>>>>

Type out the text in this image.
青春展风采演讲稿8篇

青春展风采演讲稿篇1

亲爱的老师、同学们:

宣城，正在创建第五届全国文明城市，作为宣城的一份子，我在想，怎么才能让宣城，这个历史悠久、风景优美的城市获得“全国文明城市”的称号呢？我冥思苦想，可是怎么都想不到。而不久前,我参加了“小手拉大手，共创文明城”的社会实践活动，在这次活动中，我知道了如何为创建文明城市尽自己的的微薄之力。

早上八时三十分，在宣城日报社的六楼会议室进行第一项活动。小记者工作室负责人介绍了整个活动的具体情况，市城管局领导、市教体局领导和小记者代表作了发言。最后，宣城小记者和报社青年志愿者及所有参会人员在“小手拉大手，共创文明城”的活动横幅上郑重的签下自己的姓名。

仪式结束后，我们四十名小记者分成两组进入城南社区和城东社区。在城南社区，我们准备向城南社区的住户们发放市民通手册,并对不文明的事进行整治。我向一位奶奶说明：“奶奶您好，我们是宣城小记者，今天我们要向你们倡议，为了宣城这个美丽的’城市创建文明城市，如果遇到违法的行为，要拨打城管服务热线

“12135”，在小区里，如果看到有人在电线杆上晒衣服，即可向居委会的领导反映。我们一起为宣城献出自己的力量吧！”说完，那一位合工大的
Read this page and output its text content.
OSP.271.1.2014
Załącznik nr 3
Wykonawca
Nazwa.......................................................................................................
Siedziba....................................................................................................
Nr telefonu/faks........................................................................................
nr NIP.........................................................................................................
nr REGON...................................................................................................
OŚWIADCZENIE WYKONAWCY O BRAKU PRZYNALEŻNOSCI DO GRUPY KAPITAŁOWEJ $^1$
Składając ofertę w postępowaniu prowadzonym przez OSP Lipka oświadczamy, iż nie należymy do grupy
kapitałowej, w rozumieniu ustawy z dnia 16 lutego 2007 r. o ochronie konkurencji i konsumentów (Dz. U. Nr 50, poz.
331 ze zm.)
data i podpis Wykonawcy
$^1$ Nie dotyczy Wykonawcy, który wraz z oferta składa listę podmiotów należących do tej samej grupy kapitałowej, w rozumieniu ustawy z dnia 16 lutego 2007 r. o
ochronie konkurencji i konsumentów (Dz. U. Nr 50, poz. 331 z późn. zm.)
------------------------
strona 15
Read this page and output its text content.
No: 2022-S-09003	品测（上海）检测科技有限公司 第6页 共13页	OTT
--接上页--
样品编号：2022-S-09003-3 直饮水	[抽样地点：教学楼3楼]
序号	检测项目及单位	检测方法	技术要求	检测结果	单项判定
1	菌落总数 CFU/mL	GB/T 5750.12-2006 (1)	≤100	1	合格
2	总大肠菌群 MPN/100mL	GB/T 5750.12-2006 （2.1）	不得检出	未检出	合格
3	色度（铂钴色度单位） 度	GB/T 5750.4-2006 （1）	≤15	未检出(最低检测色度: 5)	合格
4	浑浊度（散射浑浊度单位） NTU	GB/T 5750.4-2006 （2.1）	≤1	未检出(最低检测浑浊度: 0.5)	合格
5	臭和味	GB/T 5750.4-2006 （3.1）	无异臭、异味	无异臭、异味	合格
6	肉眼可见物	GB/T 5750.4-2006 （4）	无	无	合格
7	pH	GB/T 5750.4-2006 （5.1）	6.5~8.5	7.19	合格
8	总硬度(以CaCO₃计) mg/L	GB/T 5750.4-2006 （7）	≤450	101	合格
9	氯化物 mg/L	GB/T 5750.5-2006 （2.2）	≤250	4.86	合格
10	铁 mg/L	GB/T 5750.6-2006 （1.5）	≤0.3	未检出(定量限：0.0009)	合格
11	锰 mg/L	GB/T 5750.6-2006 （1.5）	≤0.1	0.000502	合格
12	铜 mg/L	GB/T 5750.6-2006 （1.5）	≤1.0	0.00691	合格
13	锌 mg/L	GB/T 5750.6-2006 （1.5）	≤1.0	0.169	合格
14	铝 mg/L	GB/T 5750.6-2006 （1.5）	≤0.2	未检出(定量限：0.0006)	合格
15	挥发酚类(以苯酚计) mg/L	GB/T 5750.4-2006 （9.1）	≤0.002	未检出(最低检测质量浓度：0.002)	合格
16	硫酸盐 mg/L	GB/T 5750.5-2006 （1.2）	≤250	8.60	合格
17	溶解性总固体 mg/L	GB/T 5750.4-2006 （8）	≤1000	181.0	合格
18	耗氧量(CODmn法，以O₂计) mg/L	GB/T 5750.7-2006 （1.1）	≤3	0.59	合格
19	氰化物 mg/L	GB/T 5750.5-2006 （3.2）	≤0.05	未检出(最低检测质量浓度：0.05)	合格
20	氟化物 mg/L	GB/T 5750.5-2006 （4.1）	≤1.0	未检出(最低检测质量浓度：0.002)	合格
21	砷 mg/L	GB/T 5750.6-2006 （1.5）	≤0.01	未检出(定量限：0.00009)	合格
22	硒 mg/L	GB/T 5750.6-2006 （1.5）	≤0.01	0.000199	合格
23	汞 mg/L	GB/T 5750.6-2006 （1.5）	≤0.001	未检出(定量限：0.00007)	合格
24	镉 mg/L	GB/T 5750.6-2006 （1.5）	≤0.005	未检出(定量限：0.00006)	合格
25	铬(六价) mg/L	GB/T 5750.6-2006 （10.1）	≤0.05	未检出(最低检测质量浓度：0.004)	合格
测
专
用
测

<<<<

| PROBLEM DESCRIPTION |
Look through the listing above. Pick out each line with "lutego" and copy it.

| WRITTEN ANSWER |
kapitałowej, w rozumieniu ustawy z dnia 16 lutego 2007 r. o ochronie konkurencji i konsumentów (Dz. U. Nr 50, poz.
$^1$ Nie dotyczy Wykonawcy, który wraz z oferta składa listę podmiotów należących do tej samej grupy kapitałowej, w rozumieniu ustawy z dnia 16 lutego 2007 r. o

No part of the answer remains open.